Stored entries
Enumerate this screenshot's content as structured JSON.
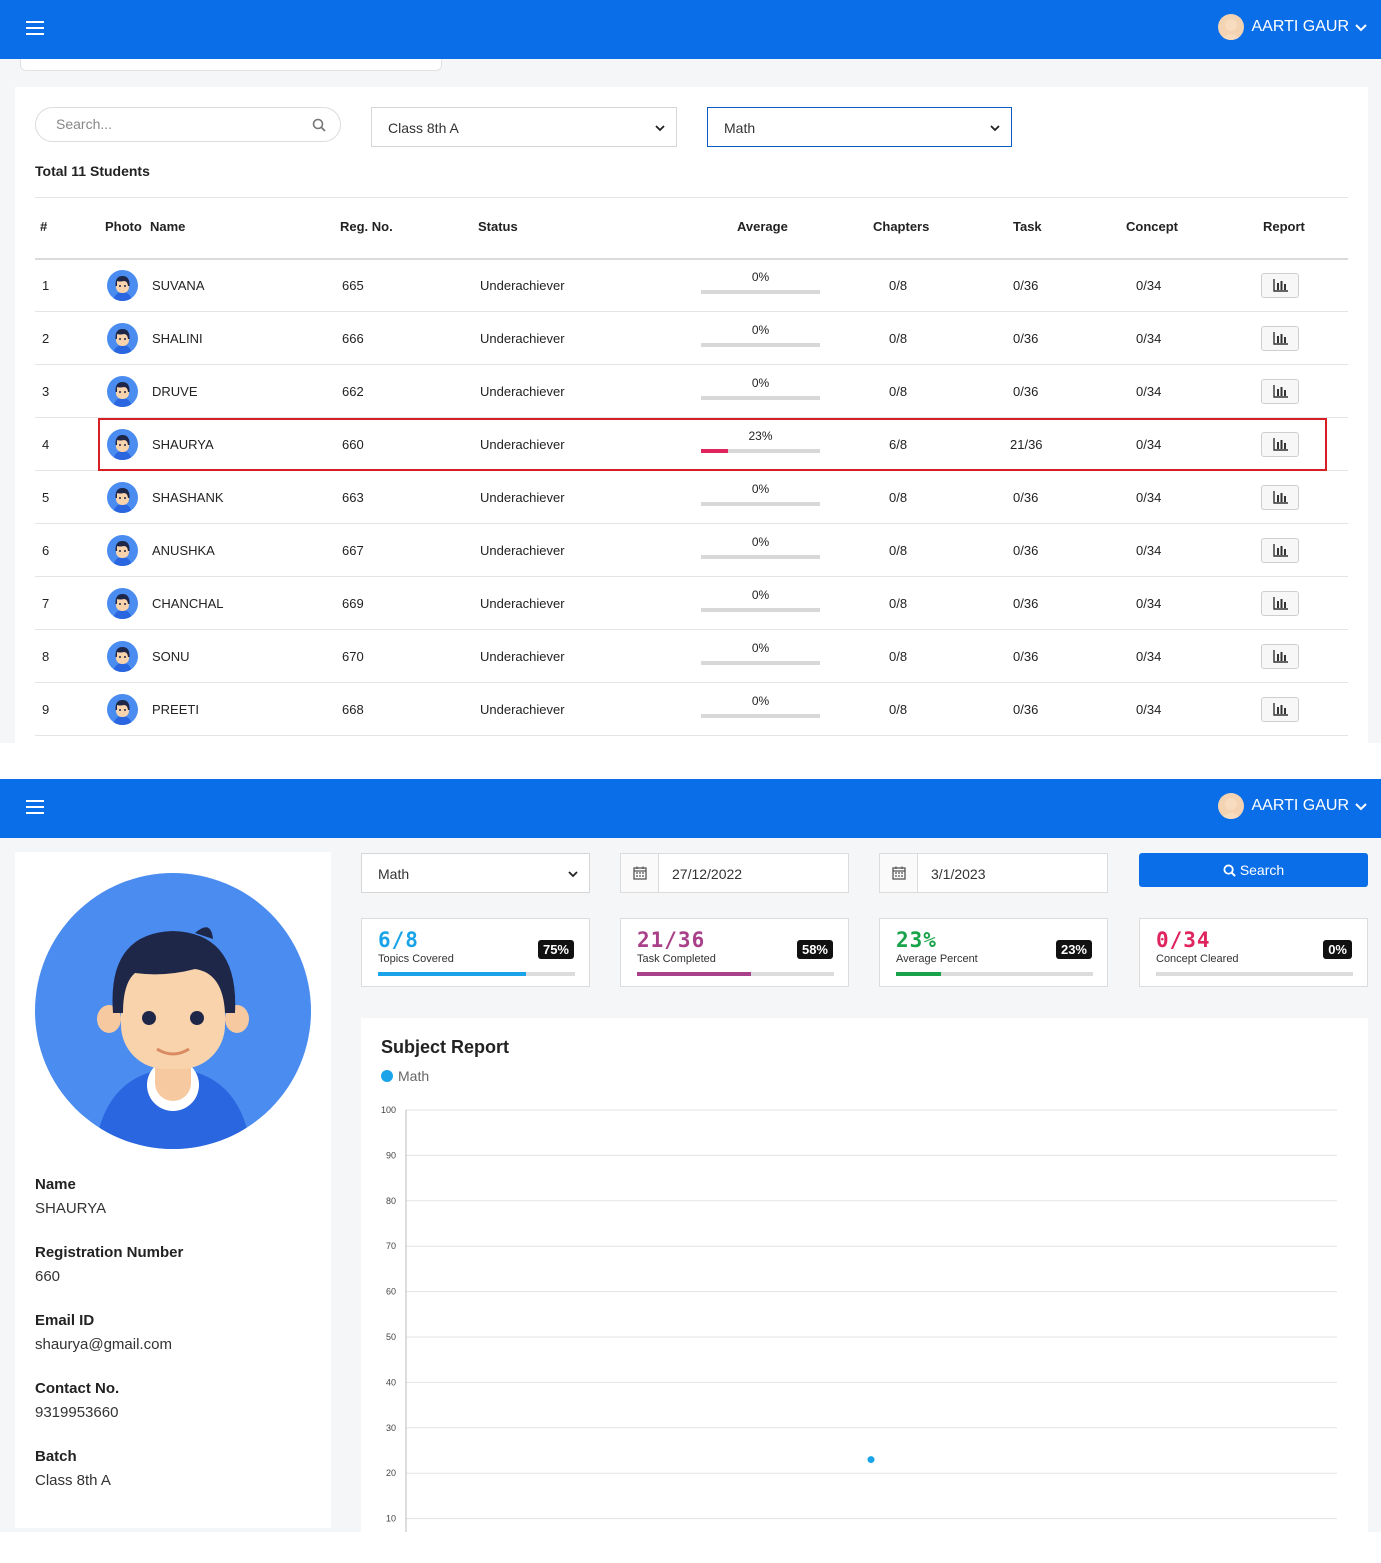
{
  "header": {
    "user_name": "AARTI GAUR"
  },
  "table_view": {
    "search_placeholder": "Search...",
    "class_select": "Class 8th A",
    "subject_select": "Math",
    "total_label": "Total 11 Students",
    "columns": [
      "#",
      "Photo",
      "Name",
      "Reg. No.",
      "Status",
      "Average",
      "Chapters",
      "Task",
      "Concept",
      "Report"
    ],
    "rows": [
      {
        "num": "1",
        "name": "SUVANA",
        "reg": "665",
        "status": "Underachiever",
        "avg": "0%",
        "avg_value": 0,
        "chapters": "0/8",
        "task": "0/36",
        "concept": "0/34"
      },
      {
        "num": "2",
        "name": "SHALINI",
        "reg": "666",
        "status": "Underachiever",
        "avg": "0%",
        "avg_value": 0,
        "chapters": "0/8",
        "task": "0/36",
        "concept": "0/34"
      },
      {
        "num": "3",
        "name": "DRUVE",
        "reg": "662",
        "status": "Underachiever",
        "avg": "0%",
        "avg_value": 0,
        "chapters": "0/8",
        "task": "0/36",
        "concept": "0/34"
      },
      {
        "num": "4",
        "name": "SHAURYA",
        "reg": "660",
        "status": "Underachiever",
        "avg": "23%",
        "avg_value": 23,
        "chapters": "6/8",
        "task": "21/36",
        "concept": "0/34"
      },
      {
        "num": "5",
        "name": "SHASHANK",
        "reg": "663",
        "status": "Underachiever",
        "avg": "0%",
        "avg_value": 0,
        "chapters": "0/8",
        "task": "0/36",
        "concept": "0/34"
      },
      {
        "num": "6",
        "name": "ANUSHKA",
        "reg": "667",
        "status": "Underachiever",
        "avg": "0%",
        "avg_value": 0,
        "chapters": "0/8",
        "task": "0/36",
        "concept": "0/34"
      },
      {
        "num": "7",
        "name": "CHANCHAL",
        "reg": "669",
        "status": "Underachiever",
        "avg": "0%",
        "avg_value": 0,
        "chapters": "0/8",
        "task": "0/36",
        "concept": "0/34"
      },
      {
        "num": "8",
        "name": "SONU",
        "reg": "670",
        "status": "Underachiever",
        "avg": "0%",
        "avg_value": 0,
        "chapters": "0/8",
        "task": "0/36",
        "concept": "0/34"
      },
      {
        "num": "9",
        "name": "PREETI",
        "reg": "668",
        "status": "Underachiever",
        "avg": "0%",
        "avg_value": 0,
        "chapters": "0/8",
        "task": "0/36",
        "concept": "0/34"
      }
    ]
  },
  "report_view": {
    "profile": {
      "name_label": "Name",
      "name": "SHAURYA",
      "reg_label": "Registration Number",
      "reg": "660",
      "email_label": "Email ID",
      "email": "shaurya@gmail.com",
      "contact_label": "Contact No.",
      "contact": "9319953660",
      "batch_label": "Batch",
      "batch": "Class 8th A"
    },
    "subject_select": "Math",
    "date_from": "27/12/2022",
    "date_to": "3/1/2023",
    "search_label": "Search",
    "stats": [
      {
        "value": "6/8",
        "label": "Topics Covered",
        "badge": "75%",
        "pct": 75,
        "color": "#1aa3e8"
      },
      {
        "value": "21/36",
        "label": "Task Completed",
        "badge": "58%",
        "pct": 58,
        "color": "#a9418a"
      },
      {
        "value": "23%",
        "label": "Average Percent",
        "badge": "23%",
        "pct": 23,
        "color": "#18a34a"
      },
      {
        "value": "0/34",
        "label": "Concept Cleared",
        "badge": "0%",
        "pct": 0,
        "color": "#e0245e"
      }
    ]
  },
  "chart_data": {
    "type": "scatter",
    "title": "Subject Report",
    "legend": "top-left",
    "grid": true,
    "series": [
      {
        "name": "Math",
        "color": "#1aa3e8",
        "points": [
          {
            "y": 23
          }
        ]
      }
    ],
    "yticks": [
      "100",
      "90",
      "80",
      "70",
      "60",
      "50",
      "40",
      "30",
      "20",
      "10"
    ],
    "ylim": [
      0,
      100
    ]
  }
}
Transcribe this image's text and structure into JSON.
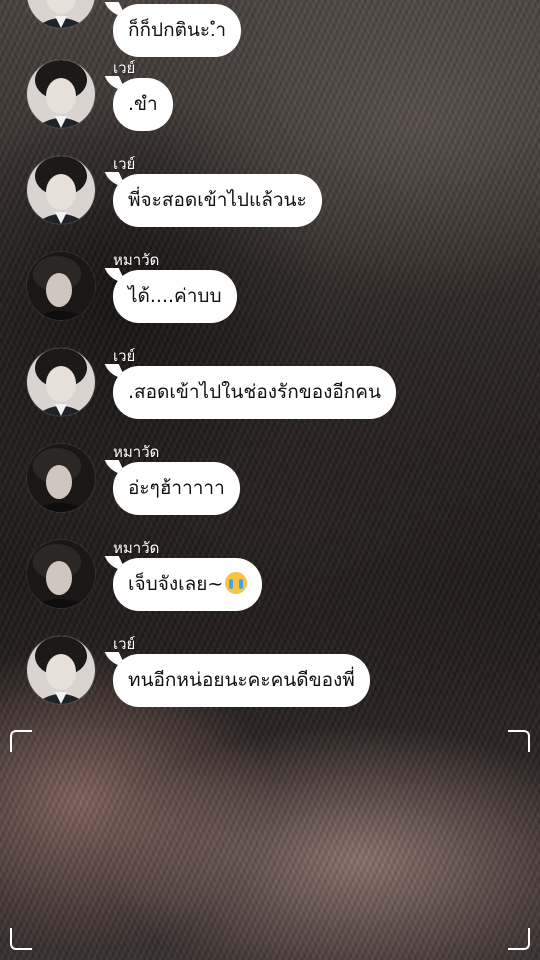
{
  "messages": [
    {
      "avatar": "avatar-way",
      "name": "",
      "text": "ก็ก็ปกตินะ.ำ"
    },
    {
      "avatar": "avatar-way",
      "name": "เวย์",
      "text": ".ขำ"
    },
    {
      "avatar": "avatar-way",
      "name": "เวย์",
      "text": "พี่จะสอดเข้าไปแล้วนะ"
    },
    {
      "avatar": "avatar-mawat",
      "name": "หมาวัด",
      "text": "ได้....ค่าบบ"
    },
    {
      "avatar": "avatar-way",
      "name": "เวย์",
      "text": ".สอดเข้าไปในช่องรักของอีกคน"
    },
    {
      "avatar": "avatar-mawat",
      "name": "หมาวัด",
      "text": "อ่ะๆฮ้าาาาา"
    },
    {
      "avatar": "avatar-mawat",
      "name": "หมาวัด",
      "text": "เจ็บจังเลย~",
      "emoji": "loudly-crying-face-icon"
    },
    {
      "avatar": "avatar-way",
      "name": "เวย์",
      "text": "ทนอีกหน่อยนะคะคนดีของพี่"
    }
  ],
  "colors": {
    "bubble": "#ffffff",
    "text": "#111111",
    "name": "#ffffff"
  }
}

# Directions for this task:
Find how many lines of the material carry the string "Search". Only the number should be in the answer.

# Full output:
2